-- START AVAILABLE RECORDS --

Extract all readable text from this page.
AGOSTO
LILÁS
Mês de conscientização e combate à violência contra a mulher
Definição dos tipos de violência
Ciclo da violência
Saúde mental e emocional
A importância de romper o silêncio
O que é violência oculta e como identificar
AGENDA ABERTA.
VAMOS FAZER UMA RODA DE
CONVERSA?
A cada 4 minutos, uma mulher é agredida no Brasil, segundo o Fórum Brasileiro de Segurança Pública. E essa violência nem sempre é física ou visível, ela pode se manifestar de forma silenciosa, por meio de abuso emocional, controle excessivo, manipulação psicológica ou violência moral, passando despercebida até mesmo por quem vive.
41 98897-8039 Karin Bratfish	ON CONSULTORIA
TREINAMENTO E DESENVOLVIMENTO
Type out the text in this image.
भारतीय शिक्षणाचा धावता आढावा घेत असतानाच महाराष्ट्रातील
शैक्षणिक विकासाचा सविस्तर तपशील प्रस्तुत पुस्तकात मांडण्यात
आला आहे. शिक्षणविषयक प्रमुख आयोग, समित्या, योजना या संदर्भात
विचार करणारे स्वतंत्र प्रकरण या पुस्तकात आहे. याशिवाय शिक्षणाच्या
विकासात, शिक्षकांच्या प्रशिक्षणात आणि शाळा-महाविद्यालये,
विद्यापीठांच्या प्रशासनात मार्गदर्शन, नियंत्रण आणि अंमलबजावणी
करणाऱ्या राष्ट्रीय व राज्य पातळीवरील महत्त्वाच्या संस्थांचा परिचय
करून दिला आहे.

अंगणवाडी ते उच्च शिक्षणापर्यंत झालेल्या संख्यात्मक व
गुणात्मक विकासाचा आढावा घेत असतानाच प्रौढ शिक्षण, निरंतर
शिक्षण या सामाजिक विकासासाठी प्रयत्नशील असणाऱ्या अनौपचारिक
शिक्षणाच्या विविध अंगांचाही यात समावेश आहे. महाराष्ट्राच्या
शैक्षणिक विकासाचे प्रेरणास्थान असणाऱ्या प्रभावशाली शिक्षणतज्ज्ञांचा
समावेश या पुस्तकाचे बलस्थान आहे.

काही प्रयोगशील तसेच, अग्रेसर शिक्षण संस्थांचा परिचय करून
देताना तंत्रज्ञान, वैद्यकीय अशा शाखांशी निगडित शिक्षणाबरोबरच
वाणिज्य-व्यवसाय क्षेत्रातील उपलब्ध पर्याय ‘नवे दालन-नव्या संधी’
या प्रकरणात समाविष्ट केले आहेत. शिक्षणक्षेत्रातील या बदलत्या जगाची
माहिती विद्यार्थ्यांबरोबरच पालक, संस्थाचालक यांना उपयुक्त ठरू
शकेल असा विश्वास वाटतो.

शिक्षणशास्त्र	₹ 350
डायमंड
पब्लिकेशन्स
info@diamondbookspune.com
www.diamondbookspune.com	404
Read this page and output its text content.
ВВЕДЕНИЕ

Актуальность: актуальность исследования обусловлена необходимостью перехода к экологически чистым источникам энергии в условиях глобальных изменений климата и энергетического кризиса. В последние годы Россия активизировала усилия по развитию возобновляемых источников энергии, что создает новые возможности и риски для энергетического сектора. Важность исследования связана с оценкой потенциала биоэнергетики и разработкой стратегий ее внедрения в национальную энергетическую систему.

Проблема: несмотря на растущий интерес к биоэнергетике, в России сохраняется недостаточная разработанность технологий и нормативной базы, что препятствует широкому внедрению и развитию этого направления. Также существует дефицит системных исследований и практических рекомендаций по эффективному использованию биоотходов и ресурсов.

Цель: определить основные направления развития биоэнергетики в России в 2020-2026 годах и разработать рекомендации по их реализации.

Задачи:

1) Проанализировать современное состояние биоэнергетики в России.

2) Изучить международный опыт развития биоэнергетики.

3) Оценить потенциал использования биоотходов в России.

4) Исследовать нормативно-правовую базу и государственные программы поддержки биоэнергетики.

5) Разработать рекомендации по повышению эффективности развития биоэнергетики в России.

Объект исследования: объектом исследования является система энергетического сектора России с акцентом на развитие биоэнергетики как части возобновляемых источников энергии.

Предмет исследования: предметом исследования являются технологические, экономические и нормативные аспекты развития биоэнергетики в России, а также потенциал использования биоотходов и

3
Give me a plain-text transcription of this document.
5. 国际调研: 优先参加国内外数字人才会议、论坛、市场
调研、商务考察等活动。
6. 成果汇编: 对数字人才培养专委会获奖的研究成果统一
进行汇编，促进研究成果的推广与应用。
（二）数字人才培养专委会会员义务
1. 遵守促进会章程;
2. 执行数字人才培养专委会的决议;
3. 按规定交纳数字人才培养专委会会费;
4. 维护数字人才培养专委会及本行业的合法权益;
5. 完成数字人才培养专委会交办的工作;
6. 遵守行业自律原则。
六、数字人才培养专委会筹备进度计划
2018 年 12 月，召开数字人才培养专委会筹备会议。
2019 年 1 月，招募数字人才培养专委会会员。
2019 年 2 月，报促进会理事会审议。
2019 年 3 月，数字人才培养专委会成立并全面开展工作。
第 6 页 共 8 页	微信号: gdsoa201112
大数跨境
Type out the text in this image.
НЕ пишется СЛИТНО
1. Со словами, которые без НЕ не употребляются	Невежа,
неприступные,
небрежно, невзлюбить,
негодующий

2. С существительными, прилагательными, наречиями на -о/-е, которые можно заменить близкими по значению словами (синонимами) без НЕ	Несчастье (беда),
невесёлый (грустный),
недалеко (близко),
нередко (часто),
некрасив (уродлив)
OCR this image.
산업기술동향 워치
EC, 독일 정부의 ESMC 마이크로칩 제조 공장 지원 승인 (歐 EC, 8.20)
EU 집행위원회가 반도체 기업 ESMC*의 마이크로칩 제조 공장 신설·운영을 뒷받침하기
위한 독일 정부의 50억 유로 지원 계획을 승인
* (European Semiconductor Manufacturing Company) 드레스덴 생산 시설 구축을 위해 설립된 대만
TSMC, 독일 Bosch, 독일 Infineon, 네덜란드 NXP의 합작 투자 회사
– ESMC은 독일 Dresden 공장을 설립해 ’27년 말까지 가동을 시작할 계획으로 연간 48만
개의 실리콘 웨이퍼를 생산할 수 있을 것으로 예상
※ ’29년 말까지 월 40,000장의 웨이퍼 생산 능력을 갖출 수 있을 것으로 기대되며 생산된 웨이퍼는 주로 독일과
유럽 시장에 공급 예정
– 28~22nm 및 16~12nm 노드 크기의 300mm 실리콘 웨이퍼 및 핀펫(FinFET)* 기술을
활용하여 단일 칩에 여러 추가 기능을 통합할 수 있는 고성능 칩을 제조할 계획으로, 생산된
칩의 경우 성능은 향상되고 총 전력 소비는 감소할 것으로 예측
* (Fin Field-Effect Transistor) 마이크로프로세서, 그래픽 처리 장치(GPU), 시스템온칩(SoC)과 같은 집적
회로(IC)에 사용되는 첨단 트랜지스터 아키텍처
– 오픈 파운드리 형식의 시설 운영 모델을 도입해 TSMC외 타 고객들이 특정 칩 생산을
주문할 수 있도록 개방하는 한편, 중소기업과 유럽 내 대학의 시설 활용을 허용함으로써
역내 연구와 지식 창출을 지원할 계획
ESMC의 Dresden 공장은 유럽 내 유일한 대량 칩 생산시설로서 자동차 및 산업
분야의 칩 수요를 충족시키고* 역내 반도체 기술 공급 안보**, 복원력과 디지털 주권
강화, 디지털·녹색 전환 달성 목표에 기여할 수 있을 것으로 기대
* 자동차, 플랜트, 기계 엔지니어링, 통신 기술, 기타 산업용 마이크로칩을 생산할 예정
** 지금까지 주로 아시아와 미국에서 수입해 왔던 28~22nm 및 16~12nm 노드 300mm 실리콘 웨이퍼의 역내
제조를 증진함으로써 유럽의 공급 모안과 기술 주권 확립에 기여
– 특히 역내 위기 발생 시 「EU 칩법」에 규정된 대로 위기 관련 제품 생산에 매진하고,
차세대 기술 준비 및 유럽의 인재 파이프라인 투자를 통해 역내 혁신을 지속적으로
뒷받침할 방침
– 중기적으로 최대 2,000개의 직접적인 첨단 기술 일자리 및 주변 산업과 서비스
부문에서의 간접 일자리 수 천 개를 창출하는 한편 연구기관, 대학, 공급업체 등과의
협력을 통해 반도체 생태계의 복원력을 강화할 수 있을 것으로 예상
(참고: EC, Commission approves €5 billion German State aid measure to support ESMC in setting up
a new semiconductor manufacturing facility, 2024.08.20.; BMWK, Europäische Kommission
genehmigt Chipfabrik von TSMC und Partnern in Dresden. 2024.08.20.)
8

-- END AVAILABLE RECORDS --

WHAT THE TASK REQUIRES:
Repeat the lines from the one containing "OCR this image." through the end of the listing, exactly and without any other lines; both ends are included.

EXERCISE RESPONSE:
OCR this image.
산업기술동향 워치
EC, 독일 정부의 ESMC 마이크로칩 제조 공장 지원 승인 (歐 EC, 8.20)
EU 집행위원회가 반도체 기업 ESMC*의 마이크로칩 제조 공장 신설·운영을 뒷받침하기
위한 독일 정부의 50억 유로 지원 계획을 승인
* (European Semiconductor Manufacturing Company) 드레스덴 생산 시설 구축을 위해 설립된 대만
TSMC, 독일 Bosch, 독일 Infineon, 네덜란드 NXP의 합작 투자 회사
– ESMC은 독일 Dresden 공장을 설립해 ’27년 말까지 가동을 시작할 계획으로 연간 48만
개의 실리콘 웨이퍼를 생산할 수 있을 것으로 예상
※ ’29년 말까지 월 40,000장의 웨이퍼 생산 능력을 갖출 수 있을 것으로 기대되며 생산된 웨이퍼는 주로 독일과
유럽 시장에 공급 예정
– 28~22nm 및 16~12nm 노드 크기의 300mm 실리콘 웨이퍼 및 핀펫(FinFET)* 기술을
활용하여 단일 칩에 여러 추가 기능을 통합할 수 있는 고성능 칩을 제조할 계획으로, 생산된
칩의 경우 성능은 향상되고 총 전력 소비는 감소할 것으로 예측
* (Fin Field-Effect Transistor) 마이크로프로세서, 그래픽 처리 장치(GPU), 시스템온칩(SoC)과 같은 집적
회로(IC)에 사용되는 첨단 트랜지스터 아키텍처
– 오픈 파운드리 형식의 시설 운영 모델을 도입해 TSMC외 타 고객들이 특정 칩 생산을
주문할 수 있도록 개방하는 한편, 중소기업과 유럽 내 대학의 시설 활용을 허용함으로써
역내 연구와 지식 창출을 지원할 계획
ESMC의 Dresden 공장은 유럽 내 유일한 대량 칩 생산시설로서 자동차 및 산업
분야의 칩 수요를 충족시키고* 역내 반도체 기술 공급 안보**, 복원력과 디지털 주권
강화, 디지털·녹색 전환 달성 목표에 기여할 수 있을 것으로 기대
* 자동차, 플랜트, 기계 엔지니어링, 통신 기술, 기타 산업용 마이크로칩을 생산할 예정
** 지금까지 주로 아시아와 미국에서 수입해 왔던 28~22nm 및 16~12nm 노드 300mm 실리콘 웨이퍼의 역내
제조를 증진함으로써 유럽의 공급 모안과 기술 주권 확립에 기여
– 특히 역내 위기 발생 시 「EU 칩법」에 규정된 대로 위기 관련 제품 생산에 매진하고,
차세대 기술 준비 및 유럽의 인재 파이프라인 투자를 통해 역내 혁신을 지속적으로
뒷받침할 방침
– 중기적으로 최대 2,000개의 직접적인 첨단 기술 일자리 및 주변 산업과 서비스
부문에서의 간접 일자리 수 천 개를 창출하는 한편 연구기관, 대학, 공급업체 등과의
협력을 통해 반도체 생태계의 복원력을 강화할 수 있을 것으로 예상
(참고: EC, Commission approves €5 billion German State aid measure to support ESMC in setting up
a new semiconductor manufacturing facility, 2024.08.20.; BMWK, Europäische Kommission
genehmigt Chipfabrik von TSMC und Partnern in Dresden. 2024.08.20.)
8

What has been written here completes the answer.